### EXERCISE DATA:
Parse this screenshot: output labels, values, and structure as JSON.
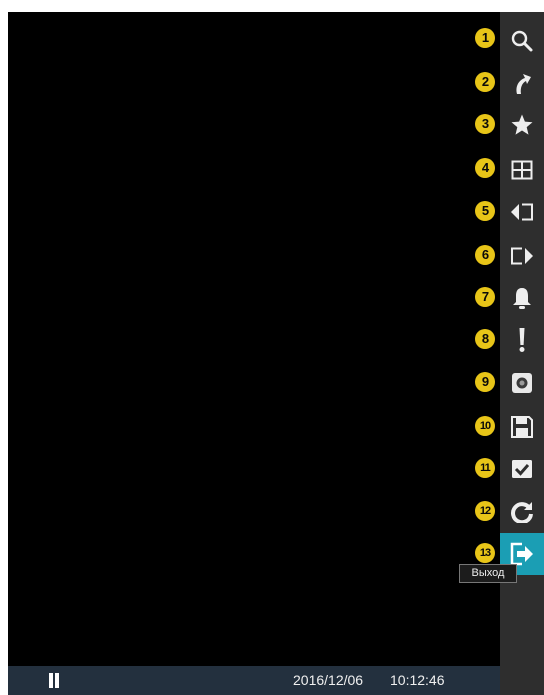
{
  "status_bar": {
    "date": "2016/12/06",
    "time": "10:12:46"
  },
  "menu": {
    "items": [
      {
        "num": "1",
        "icon": "search-icon"
      },
      {
        "num": "2",
        "icon": "arrow-jump-icon"
      },
      {
        "num": "3",
        "icon": "star-icon"
      },
      {
        "num": "4",
        "icon": "grid-layout-icon"
      },
      {
        "num": "5",
        "icon": "previous-group-icon"
      },
      {
        "num": "6",
        "icon": "next-group-icon"
      },
      {
        "num": "7",
        "icon": "bell-icon"
      },
      {
        "num": "8",
        "icon": "exclamation-icon"
      },
      {
        "num": "9",
        "icon": "camera-icon"
      },
      {
        "num": "10",
        "icon": "save-icon"
      },
      {
        "num": "11",
        "icon": "checkbox-icon"
      },
      {
        "num": "12",
        "icon": "refresh-icon"
      },
      {
        "num": "13",
        "icon": "exit-icon"
      }
    ],
    "active_index": 12,
    "exit_tooltip": "Выход"
  },
  "colors": {
    "active": "#1b9eb4",
    "badge": "#e8c518",
    "sidebar": "#2e2e2e",
    "status_bar": "#23303e"
  }
}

### WHAT THE EXERCISE ASKS:
From the data above, copy out every line with the string "group" in it.

### THE RESPONSE:
        "icon": "previous-group-icon"
        "icon": "next-group-icon"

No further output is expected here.